Go through the material below and copy each line where the word "label" appears.

Items from a figure collection »
►

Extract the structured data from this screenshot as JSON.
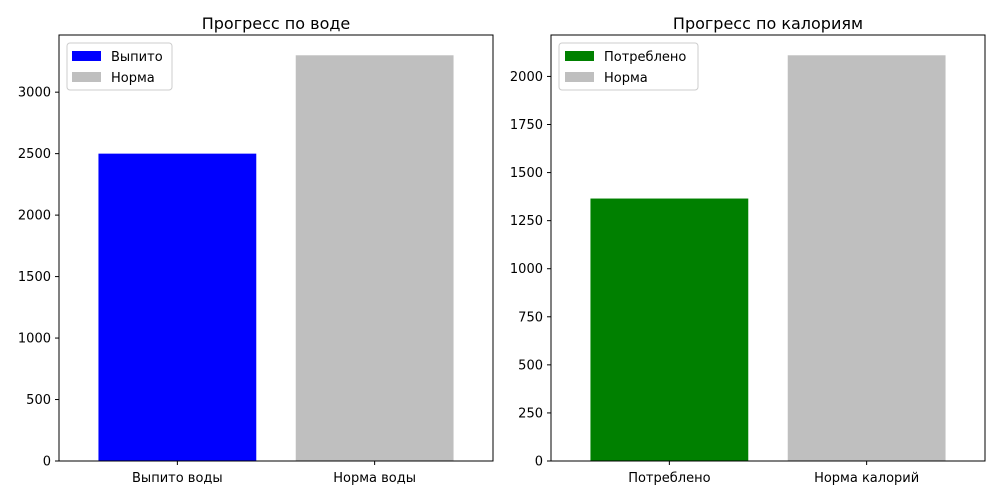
{
  "colors": {
    "water_drunk": "#0000ff",
    "calories_consumed": "#008000",
    "norm": "#bfbfbf"
  },
  "chart_data": [
    {
      "type": "bar",
      "title": "Прогресс по воде",
      "categories": [
        "Выпито воды",
        "Норма воды"
      ],
      "values": [
        2500,
        3300
      ],
      "colors": [
        "#0000ff",
        "#bfbfbf"
      ],
      "ylim": [
        0,
        3465
      ],
      "yticks": [
        0,
        500,
        1000,
        1500,
        2000,
        2500,
        3000
      ],
      "legend": {
        "position": "top-left",
        "entries": [
          {
            "label": "Выпито",
            "color": "#0000ff"
          },
          {
            "label": "Норма",
            "color": "#bfbfbf"
          }
        ]
      },
      "grid": false
    },
    {
      "type": "bar",
      "title": "Прогресс по калориям",
      "categories": [
        "Потреблено",
        "Норма калорий"
      ],
      "values": [
        1365,
        2110
      ],
      "colors": [
        "#008000",
        "#bfbfbf"
      ],
      "ylim": [
        0,
        2215.5
      ],
      "yticks": [
        0,
        250,
        500,
        750,
        1000,
        1250,
        1500,
        1750,
        2000
      ],
      "legend": {
        "position": "top-left",
        "entries": [
          {
            "label": "Потреблено",
            "color": "#008000"
          },
          {
            "label": "Норма",
            "color": "#bfbfbf"
          }
        ]
      },
      "grid": false
    }
  ]
}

◄

RESULT OF THE TASK »
            "label": "Выпито",
            "label": "Норма",
            "label": "Потреблено",
            "label": "Норма",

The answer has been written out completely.